Repeat the material verbatim and drop the pictures.

**DATASET RECORDS**
════
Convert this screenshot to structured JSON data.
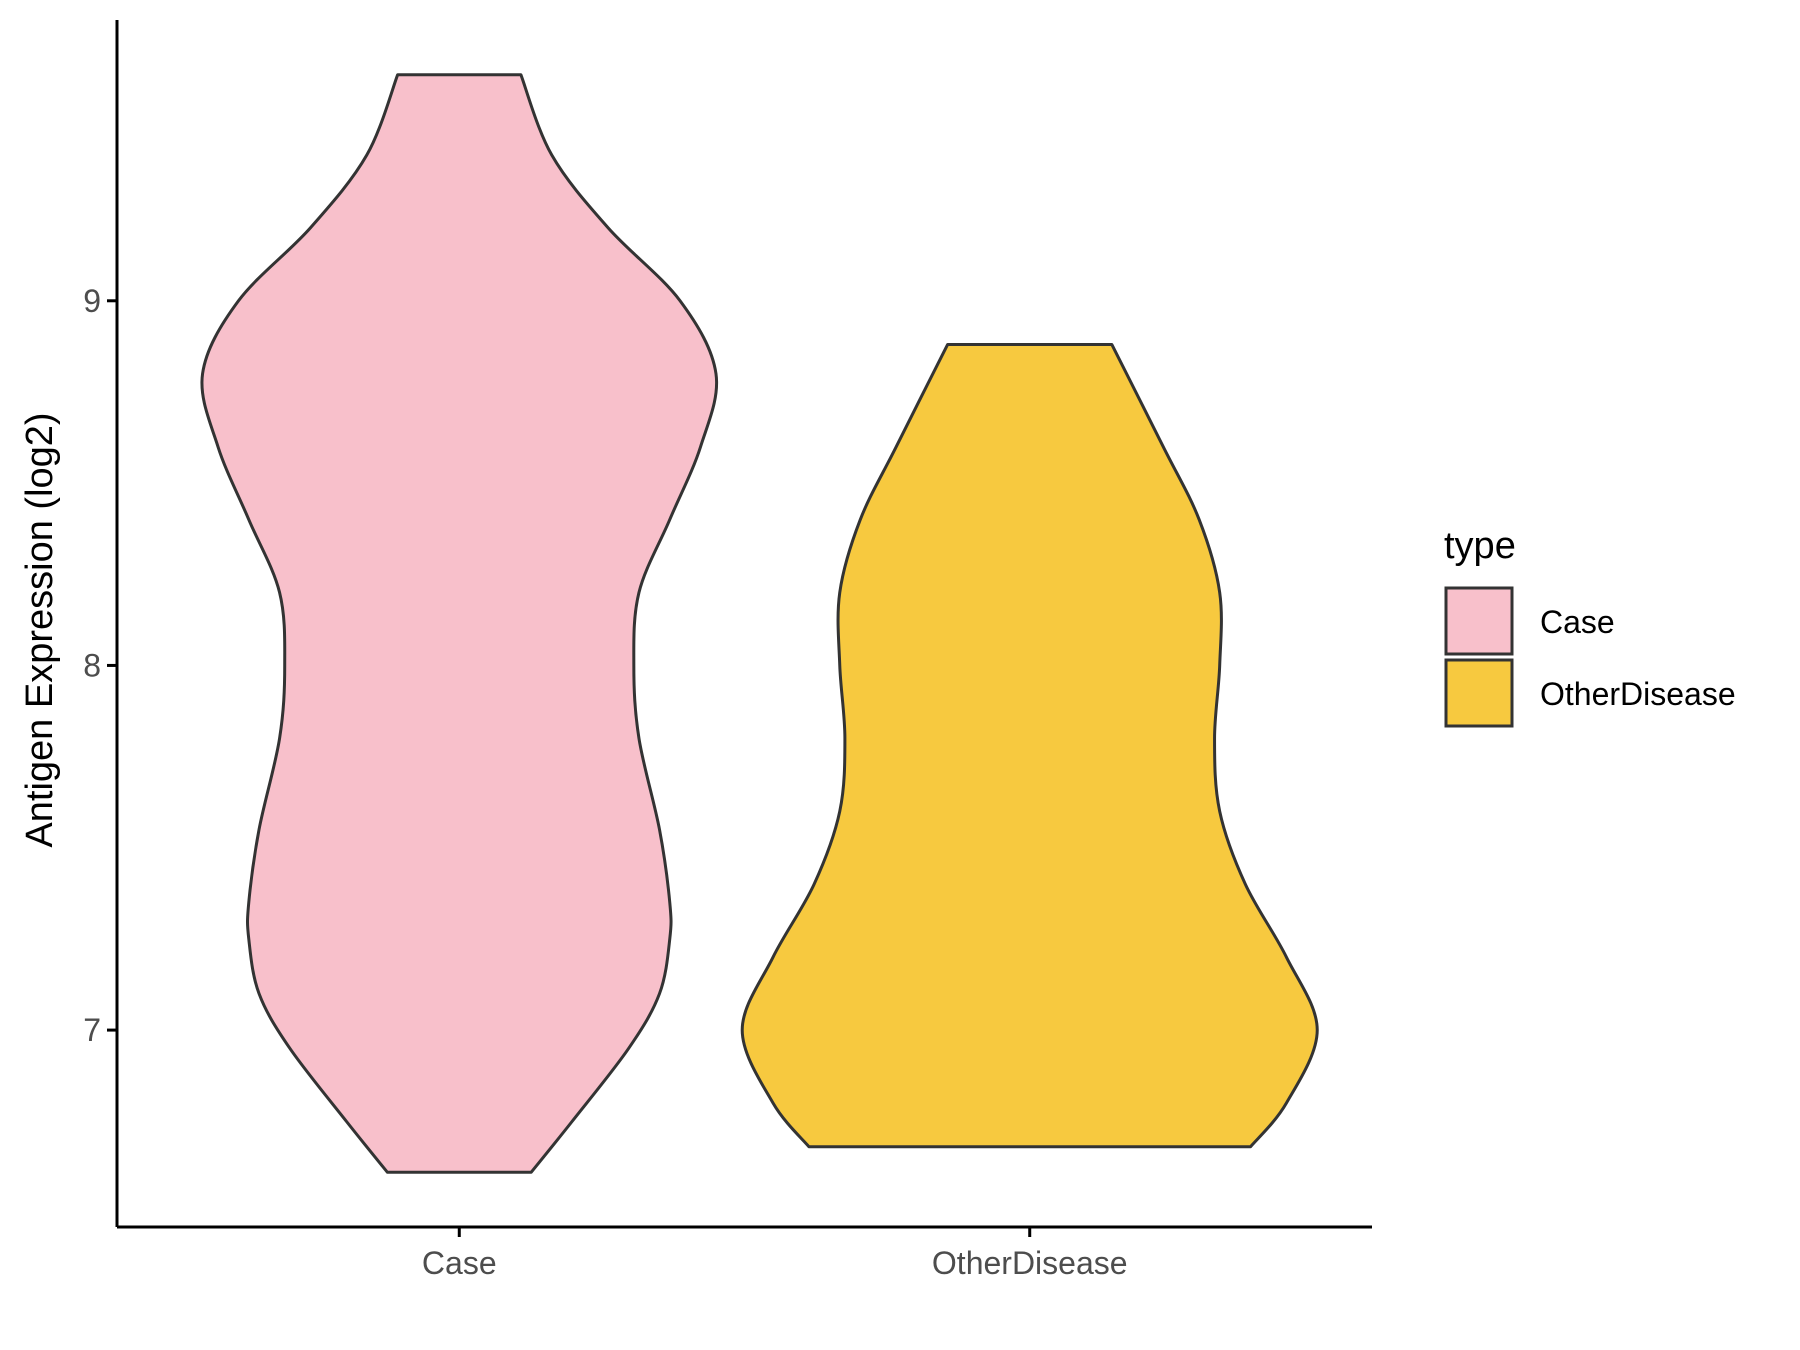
{
  "chart_data": {
    "type": "violin",
    "title": "",
    "xlabel": "",
    "ylabel": "Antigen Expression (log2)",
    "ylim": [
      6.46,
      9.77
    ],
    "yticks": [
      7,
      8,
      9
    ],
    "categories": [
      "Case",
      "OtherDisease"
    ],
    "legend": {
      "title": "type",
      "position": "right"
    },
    "series": [
      {
        "name": "Case",
        "color": "#F8C0CB",
        "min": 6.61,
        "max": 9.62,
        "max_half_width": 0.5,
        "density_profile": [
          [
            6.61,
            0.14
          ],
          [
            6.75,
            0.22
          ],
          [
            6.95,
            0.33
          ],
          [
            7.1,
            0.39
          ],
          [
            7.25,
            0.41
          ],
          [
            7.35,
            0.41
          ],
          [
            7.55,
            0.39
          ],
          [
            7.8,
            0.35
          ],
          [
            8.0,
            0.34
          ],
          [
            8.2,
            0.35
          ],
          [
            8.4,
            0.41
          ],
          [
            8.6,
            0.47
          ],
          [
            8.8,
            0.5
          ],
          [
            9.0,
            0.43
          ],
          [
            9.2,
            0.29
          ],
          [
            9.4,
            0.18
          ],
          [
            9.62,
            0.12
          ]
        ]
      },
      {
        "name": "OtherDisease",
        "color": "#F7C93F",
        "min": 6.68,
        "max": 8.88,
        "max_half_width": 0.56,
        "density_profile": [
          [
            6.68,
            0.43
          ],
          [
            6.8,
            0.5
          ],
          [
            7.0,
            0.56
          ],
          [
            7.2,
            0.5
          ],
          [
            7.4,
            0.42
          ],
          [
            7.6,
            0.37
          ],
          [
            7.8,
            0.36
          ],
          [
            8.0,
            0.37
          ],
          [
            8.2,
            0.37
          ],
          [
            8.4,
            0.33
          ],
          [
            8.6,
            0.26
          ],
          [
            8.88,
            0.16
          ]
        ]
      }
    ]
  }
}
════
**TASK ANSWER**
Convert this screenshot to structured JSON data.
{
  "chart_data": {
    "type": "violin",
    "title": "",
    "xlabel": "",
    "ylabel": "Antigen Expression (log2)",
    "ylim": [
      6.46,
      9.77
    ],
    "yticks": [
      7,
      8,
      9
    ],
    "categories": [
      "Case",
      "OtherDisease"
    ],
    "legend": {
      "title": "type",
      "position": "right"
    },
    "series": [
      {
        "name": "Case",
        "color": "#F8C0CB",
        "min": 6.61,
        "max": 9.62,
        "max_half_width": 0.5,
        "density_profile": [
          [
            6.61,
            0.14
          ],
          [
            6.75,
            0.22
          ],
          [
            6.95,
            0.33
          ],
          [
            7.1,
            0.39
          ],
          [
            7.25,
            0.41
          ],
          [
            7.35,
            0.41
          ],
          [
            7.55,
            0.39
          ],
          [
            7.8,
            0.35
          ],
          [
            8.0,
            0.34
          ],
          [
            8.2,
            0.35
          ],
          [
            8.4,
            0.41
          ],
          [
            8.6,
            0.47
          ],
          [
            8.8,
            0.5
          ],
          [
            9.0,
            0.43
          ],
          [
            9.2,
            0.29
          ],
          [
            9.4,
            0.18
          ],
          [
            9.62,
            0.12
          ]
        ]
      },
      {
        "name": "OtherDisease",
        "color": "#F7C93F",
        "min": 6.68,
        "max": 8.88,
        "max_half_width": 0.56,
        "density_profile": [
          [
            6.68,
            0.43
          ],
          [
            6.8,
            0.5
          ],
          [
            7.0,
            0.56
          ],
          [
            7.2,
            0.5
          ],
          [
            7.4,
            0.42
          ],
          [
            7.6,
            0.37
          ],
          [
            7.8,
            0.36
          ],
          [
            8.0,
            0.37
          ],
          [
            8.2,
            0.37
          ],
          [
            8.4,
            0.33
          ],
          [
            8.6,
            0.26
          ],
          [
            8.88,
            0.16
          ]
        ]
      }
    ]
  }
}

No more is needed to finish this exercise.